• _Brontekst_

Verordening op de heffing en invordering van toeristenbelasting 2020

De raad van de gemeente Súdwest-Fryslân;

 

gelezen het voorstel van burgemeester en wethouders d.d. 1 oktober 2019;

 

gelet op artikel 224 van de Gemeentewet;

 

b e s l u i t :

 

vast te stellen de

 

verordening op de heffing en invordering van toeristenbelasting 2020

 

 

Artikel 1 Definities

Deze verordening verstaat onder:

  • a.

    aangifte: opgave en betaling van de toeristenbelasting;

  • b.

    arrangement: een reservering op een toeristische plaats voor een aantal samenreizende personen gedurende een vooraf vastgelegde periode van minimaal vier weken voor een vast huurbedrag;

  • c.

    kampeerterrein: een terrein dat bestemd is om te worden gebruikt voor verblijfsrecreatie;

  • d.

• _Aangeleverde gegevens_
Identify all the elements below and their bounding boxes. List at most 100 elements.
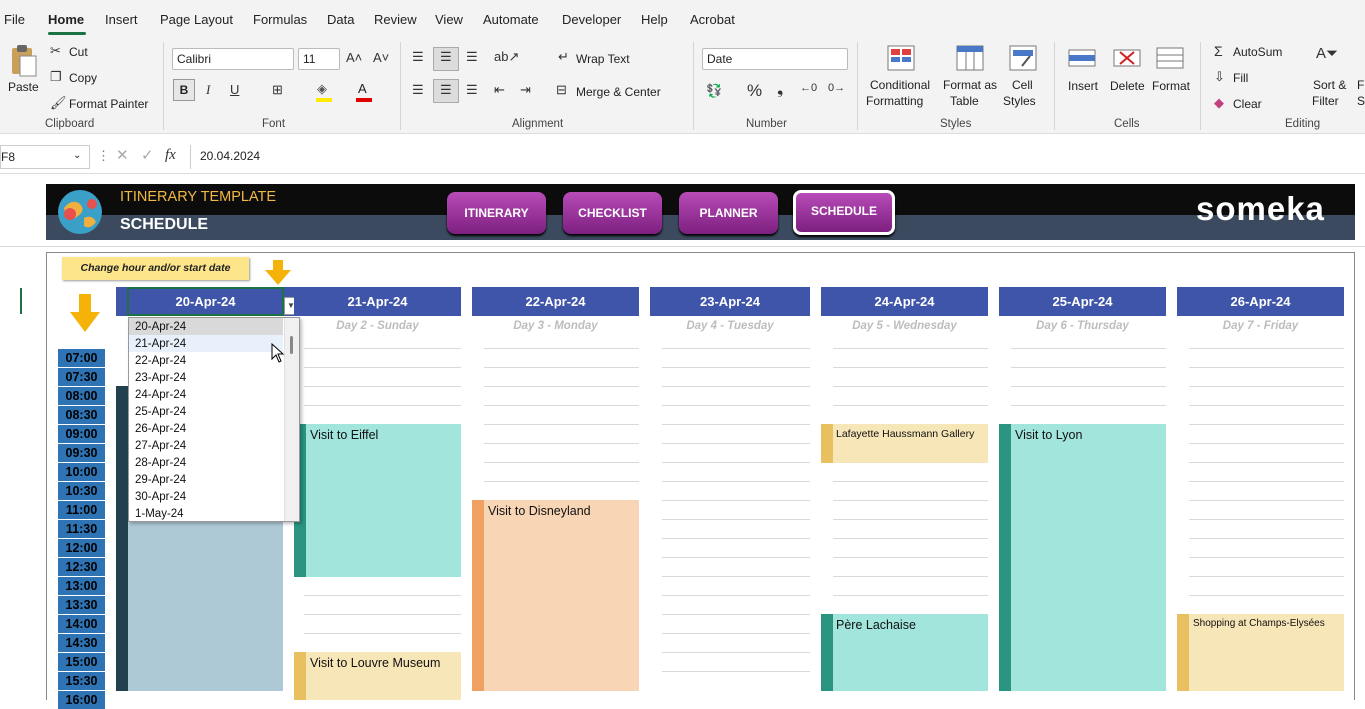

• _Opdracht 1_
Zet de definitie in de verordening over de toeristenbelasting die begint met "arrangement: een reservering" om in een opsomming met de belangrijkste feiten.
• _Opdracht 2_
Schrijf de verordening over de toeristenbelasting verder vanaf het punt waar de tekst ophoudt.

• _Uitwerking 1_
Een arrangement is:
- een reservering op een toeristische plaats
- voor een aantal samenreizende personen
- gedurende een vooraf vastgelegde periode van minimaal vier weken
- voor een vast huurbedrag

• _Uitwerking 2_
    maandarrangement: een arrangement met een looptijd van één maand gedurende de maand juni of september;

  • e.

    mobiele kampeeronderkomens: tenten, vouwwagens, kampeerauto's, toercaravans, en soortgelijke onderkomens dan wel soortgelijke voertuigen welke bestemd zijn en gebezigd worden als verblijf voor vakantie en andere recreatieve doeleinden;

  • f.

    naseizoenarrangement: een arrangement met een looptijd van ongeveer twee maanden, startend na het hoogseizoen en eindigend bij de afloop van het kampeerseizoen;

  • g.

    seizoenplaats: een gehuurd terrein of terreingedeelte, gelegen op een kampeerterrein, waar gedurende het seizoen een zelfde mobiel kampeeronderkomen is geplaatst, dat gedurende die periode gebruikt wordt door dezelfde persoon of personen en dat na afloop van het seizoen van de plaats wordt verwijderd;

  • h.

    toeristische plaats: een terrein of terreingedeelte, gelegen op een kampeerterrein, dat bestemd is voor het gedurende een jaar of seizoen plaatsen van steeds wisselende mobiele kampeeronderkomens

  • i.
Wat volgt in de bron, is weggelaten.